++++ Provided entries

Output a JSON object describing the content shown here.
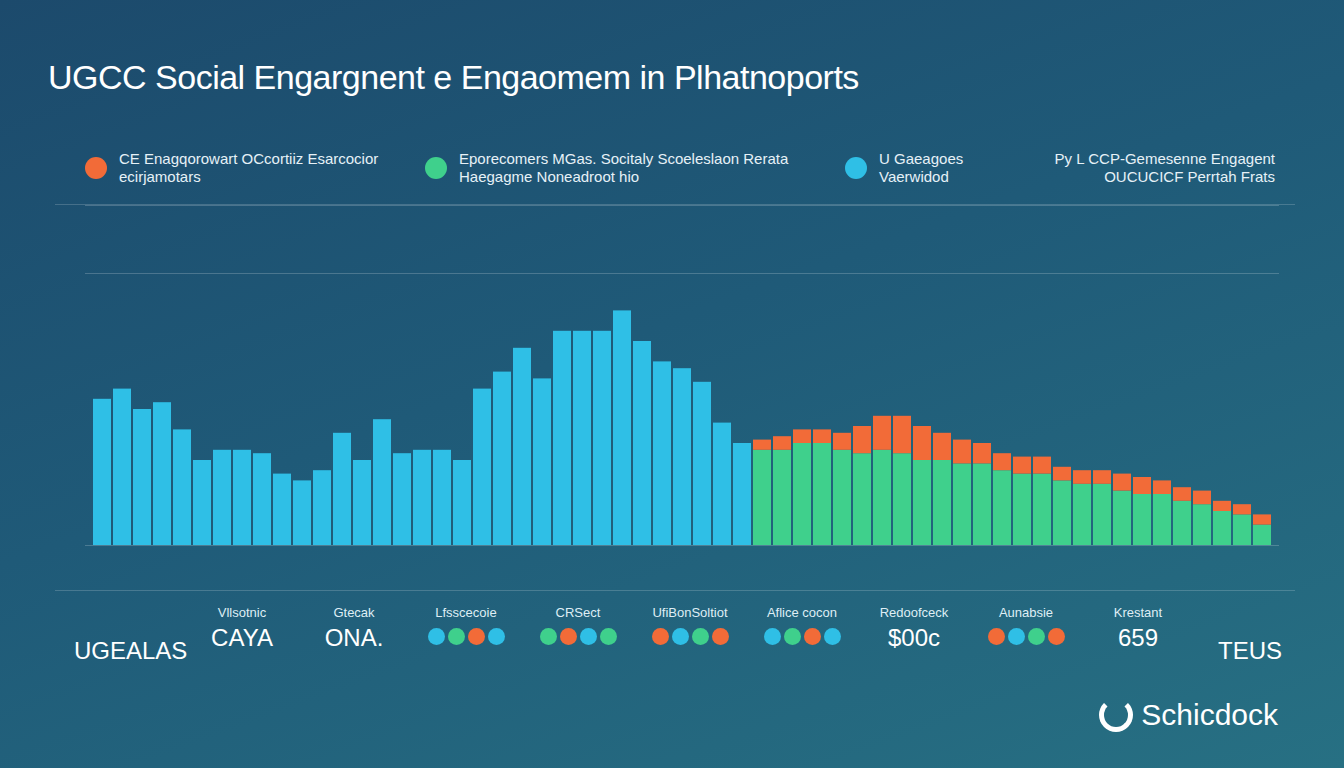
{
  "chart_data": {
    "type": "bar",
    "title": "UGCC Social Engargnent e Engaomem in Plhatnoports",
    "categories": [
      null,
      null,
      null,
      null,
      null,
      null,
      null,
      null,
      null,
      null,
      null,
      null,
      null,
      null,
      null,
      null,
      null,
      null,
      null,
      null,
      null,
      null,
      null,
      null,
      null,
      null,
      null,
      null,
      null,
      null,
      null,
      null,
      null,
      null,
      null,
      null,
      null,
      null,
      null,
      null,
      null,
      null,
      null,
      null,
      null,
      null,
      null,
      null,
      null,
      null,
      null,
      null,
      null,
      null,
      null,
      null,
      null,
      null,
      null
    ],
    "series": [
      {
        "name": "U Gaeagoes Vaerwidod",
        "color": "#2fbfe6",
        "values": [
          43,
          46,
          40,
          42,
          34,
          25,
          28,
          28,
          27,
          21,
          19,
          22,
          33,
          25,
          37,
          27,
          28,
          28,
          25,
          46,
          51,
          58,
          49,
          63,
          63,
          63,
          69,
          60,
          54,
          52,
          48,
          36,
          30,
          null,
          null,
          null,
          null,
          null,
          null,
          null,
          null,
          null,
          null,
          null,
          null,
          null,
          null,
          null,
          null,
          null,
          null,
          null,
          null,
          null,
          null,
          null,
          null,
          null,
          null
        ]
      },
      {
        "name": "Eporecomers MGas. Socitaly Scoeleslaon Rerata Haegagme Noneadroot hio",
        "color": "#3fd08c",
        "values": [
          null,
          null,
          null,
          null,
          null,
          null,
          null,
          null,
          null,
          null,
          null,
          null,
          null,
          null,
          null,
          null,
          null,
          null,
          null,
          null,
          null,
          null,
          null,
          null,
          null,
          null,
          null,
          null,
          null,
          null,
          null,
          null,
          null,
          28,
          28,
          30,
          30,
          28,
          27,
          28,
          27,
          25,
          25,
          24,
          24,
          22,
          21,
          21,
          19,
          18,
          18,
          16,
          15,
          15,
          13,
          12,
          10,
          9,
          6
        ]
      },
      {
        "name": "CE Enagqorowart OCcortiiz Esarcocior ecirjamotars",
        "color": "#f26b38",
        "values": [
          null,
          null,
          null,
          null,
          null,
          null,
          null,
          null,
          null,
          null,
          null,
          null,
          null,
          null,
          null,
          null,
          null,
          null,
          null,
          null,
          null,
          null,
          null,
          null,
          null,
          null,
          null,
          null,
          null,
          null,
          null,
          null,
          null,
          3,
          4,
          4,
          4,
          5,
          8,
          10,
          11,
          10,
          8,
          7,
          6,
          5,
          5,
          5,
          4,
          4,
          4,
          5,
          5,
          4,
          4,
          4,
          3,
          3,
          3
        ]
      }
    ],
    "annotations": [
      "Py L CCP-Gemesenne Engagent OUCUCICF Perrtah Frats"
    ],
    "ylim": [
      0,
      100
    ],
    "yticks": [
      0,
      80,
      100
    ],
    "grid": true,
    "stacked": true,
    "legend": "top",
    "tick_labels": false
  },
  "footer": {
    "items": [
      {
        "value": "UGEALAS"
      },
      {
        "title": "Vllsotnic",
        "value": "CAYA"
      },
      {
        "title": "Gtecak",
        "value": "ONA."
      },
      {
        "title": "Lfsscecoie"
      },
      {
        "title": "CRSect"
      },
      {
        "title": "UfiBonSoltiot"
      },
      {
        "title": "Aflice cocon"
      },
      {
        "title": "Redoofceck",
        "value": "$00c"
      },
      {
        "title": "Aunabsie"
      },
      {
        "title": "Krestant",
        "value": "659"
      },
      {
        "value": "TEUS"
      }
    ]
  },
  "brand": "Schicdock"
}
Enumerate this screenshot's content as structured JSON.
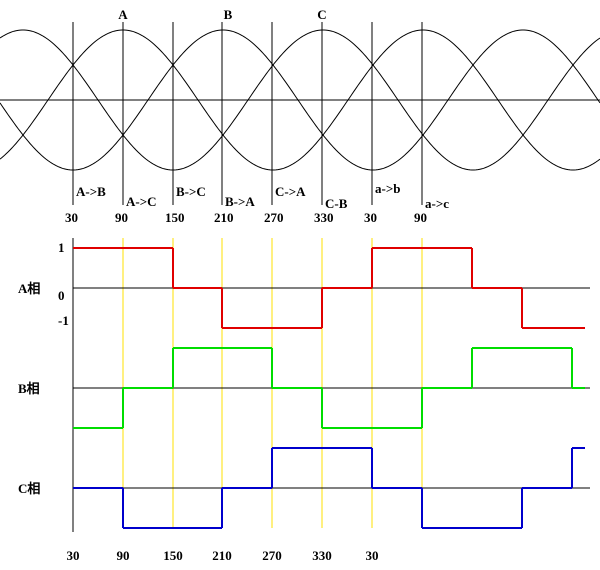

++++++++

Task objective:
Copy the whole listing above word for word but do not carry over the pictures.

Expected answer:
Output a JSON object describing the content shown here.
{
  "chart_data": {
    "type": "bar",
    "title": "UGCC Social Engargnent e Engaomem in Plhatnoports",
    "categories": [
      null,
      null,
      null,
      null,
      null,
      null,
      null,
      null,
      null,
      null,
      null,
      null,
      null,
      null,
      null,
      null,
      null,
      null,
      null,
      null,
      null,
      null,
      null,
      null,
      null,
      null,
      null,
      null,
      null,
      null,
      null,
      null,
      null,
      null,
      null,
      null,
      null,
      null,
      null,
      null,
      null,
      null,
      null,
      null,
      null,
      null,
      null,
      null,
      null,
      null,
      null,
      null,
      null,
      null,
      null,
      null,
      null,
      null,
      null
    ],
    "series": [
      {
        "name": "U Gaeagoes Vaerwidod",
        "color": "#2fbfe6",
        "values": [
          43,
          46,
          40,
          42,
          34,
          25,
          28,
          28,
          27,
          21,
          19,
          22,
          33,
          25,
          37,
          27,
          28,
          28,
          25,
          46,
          51,
          58,
          49,
          63,
          63,
          63,
          69,
          60,
          54,
          52,
          48,
          36,
          30,
          null,
          null,
          null,
          null,
          null,
          null,
          null,
          null,
          null,
          null,
          null,
          null,
          null,
          null,
          null,
          null,
          null,
          null,
          null,
          null,
          null,
          null,
          null,
          null,
          null,
          null
        ]
      },
      {
        "name": "Eporecomers MGas. Socitaly Scoeleslaon Rerata Haegagme Noneadroot hio",
        "color": "#3fd08c",
        "values": [
          null,
          null,
          null,
          null,
          null,
          null,
          null,
          null,
          null,
          null,
          null,
          null,
          null,
          null,
          null,
          null,
          null,
          null,
          null,
          null,
          null,
          null,
          null,
          null,
          null,
          null,
          null,
          null,
          null,
          null,
          null,
          null,
          null,
          28,
          28,
          30,
          30,
          28,
          27,
          28,
          27,
          25,
          25,
          24,
          24,
          22,
          21,
          21,
          19,
          18,
          18,
          16,
          15,
          15,
          13,
          12,
          10,
          9,
          6
        ]
      },
      {
        "name": "CE Enagqorowart OCcortiiz Esarcocior ecirjamotars",
        "color": "#f26b38",
        "values": [
          null,
          null,
          null,
          null,
          null,
          null,
          null,
          null,
          null,
          null,
          null,
          null,
          null,
          null,
          null,
          null,
          null,
          null,
          null,
          null,
          null,
          null,
          null,
          null,
          null,
          null,
          null,
          null,
          null,
          null,
          null,
          null,
          null,
          3,
          4,
          4,
          4,
          5,
          8,
          10,
          11,
          10,
          8,
          7,
          6,
          5,
          5,
          5,
          4,
          4,
          4,
          5,
          5,
          4,
          4,
          4,
          3,
          3,
          3
        ]
      }
    ],
    "annotations": [
      "Py L CCP-Gemesenne Engagent OUCUCICF Perrtah Frats"
    ],
    "ylim": [
      0,
      100
    ],
    "yticks": [
      0,
      80,
      100
    ],
    "grid": true,
    "stacked": true,
    "legend": "top",
    "tick_labels": false
  },
  "footer": {
    "items": [
      {
        "value": "UGEALAS"
      },
      {
        "title": "Vllsotnic",
        "value": "CAYA"
      },
      {
        "title": "Gtecak",
        "value": "ONA."
      },
      {
        "title": "Lfsscecoie"
      },
      {
        "title": "CRSect"
      },
      {
        "title": "UfiBonSoltiot"
      },
      {
        "title": "Aflice cocon"
      },
      {
        "title": "Redoofceck",
        "value": "$00c"
      },
      {
        "title": "Aunabsie"
      },
      {
        "title": "Krestant",
        "value": "659"
      },
      {
        "value": "TEUS"
      }
    ]
  },
  "brand": "Schicdock"
}
Enumerate this screenshot's content as structured JSON.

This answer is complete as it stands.